## What you are asked to do
All entries must be extracted exactly, with nothing added or dropped.

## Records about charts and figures
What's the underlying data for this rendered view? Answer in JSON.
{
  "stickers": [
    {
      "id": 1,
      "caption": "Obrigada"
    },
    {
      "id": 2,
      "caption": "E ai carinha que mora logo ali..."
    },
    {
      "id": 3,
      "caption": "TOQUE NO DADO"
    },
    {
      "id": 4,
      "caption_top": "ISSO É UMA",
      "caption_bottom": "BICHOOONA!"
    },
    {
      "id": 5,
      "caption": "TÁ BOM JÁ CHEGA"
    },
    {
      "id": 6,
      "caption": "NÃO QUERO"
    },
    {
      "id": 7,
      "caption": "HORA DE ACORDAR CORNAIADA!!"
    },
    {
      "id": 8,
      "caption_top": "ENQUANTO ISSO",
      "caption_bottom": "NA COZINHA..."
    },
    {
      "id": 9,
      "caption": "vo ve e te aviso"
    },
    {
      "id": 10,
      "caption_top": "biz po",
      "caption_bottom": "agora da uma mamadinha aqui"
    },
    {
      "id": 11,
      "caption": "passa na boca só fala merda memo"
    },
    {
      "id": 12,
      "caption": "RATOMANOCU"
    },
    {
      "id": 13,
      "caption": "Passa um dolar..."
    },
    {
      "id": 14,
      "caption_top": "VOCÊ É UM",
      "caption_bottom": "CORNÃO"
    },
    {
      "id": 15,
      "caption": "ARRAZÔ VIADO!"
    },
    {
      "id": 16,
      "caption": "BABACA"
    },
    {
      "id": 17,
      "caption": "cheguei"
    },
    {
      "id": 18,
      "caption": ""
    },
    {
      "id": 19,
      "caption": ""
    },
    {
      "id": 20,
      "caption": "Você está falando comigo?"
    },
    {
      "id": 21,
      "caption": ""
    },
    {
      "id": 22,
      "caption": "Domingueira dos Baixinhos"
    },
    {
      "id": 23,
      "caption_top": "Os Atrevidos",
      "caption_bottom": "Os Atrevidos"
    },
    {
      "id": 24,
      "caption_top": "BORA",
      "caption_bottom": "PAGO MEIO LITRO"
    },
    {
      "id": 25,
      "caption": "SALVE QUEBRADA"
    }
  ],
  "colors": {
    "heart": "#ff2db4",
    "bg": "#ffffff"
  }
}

## Worked solution
What's the underlying data for this rendered view? Answer in JSON.
{
  "stickers": [
    {
      "id": 1,
      "caption": "Obrigada"
    },
    {
      "id": 2,
      "caption": "E ai carinha que mora logo ali..."
    },
    {
      "id": 3,
      "caption": "TOQUE NO DADO"
    },
    {
      "id": 4,
      "caption_top": "ISSO É UMA",
      "caption_bottom": "BICHOOONA!"
    },
    {
      "id": 5,
      "caption": "TÁ BOM JÁ CHEGA"
    },
    {
      "id": 6,
      "caption": "NÃO QUERO"
    },
    {
      "id": 7,
      "caption": "HORA DE ACORDAR CORNAIADA!!"
    },
    {
      "id": 8,
      "caption_top": "ENQUANTO ISSO",
      "caption_bottom": "NA COZINHA..."
    },
    {
      "id": 9,
      "caption": "vo ve e te aviso"
    },
    {
      "id": 10,
      "caption_top": "biz po",
      "caption_bottom": "agora da uma mamadinha aqui"
    },
    {
      "id": 11,
      "caption": "passa na boca só fala merda memo"
    },
    {
      "id": 12,
      "caption": "RATOMANOCU"
    },
    {
      "id": 13,
      "caption": "Passa um dolar..."
    },
    {
      "id": 14,
      "caption_top": "VOCÊ É UM",
      "caption_bottom": "CORNÃO"
    },
    {
      "id": 15,
      "caption": "ARRAZÔ VIADO!"
    },
    {
      "id": 16,
      "caption": "BABACA"
    },
    {
      "id": 17,
      "caption": "cheguei"
    },
    {
      "id": 18,
      "caption": ""
    },
    {
      "id": 19,
      "caption": ""
    },
    {
      "id": 20,
      "caption": "Você está falando comigo?"
    },
    {
      "id": 21,
      "caption": ""
    },
    {
      "id": 22,
      "caption": "Domingueira dos Baixinhos"
    },
    {
      "id": 23,
      "caption_top": "Os Atrevidos",
      "caption_bottom": "Os Atrevidos"
    },
    {
      "id": 24,
      "caption_top": "BORA",
      "caption_bottom": "PAGO MEIO LITRO"
    },
    {
      "id": 25,
      "caption": "SALVE QUEBRADA"
    }
  ],
  "colors": {
    "heart": "#ff2db4",
    "bg": "#ffffff"
  }
}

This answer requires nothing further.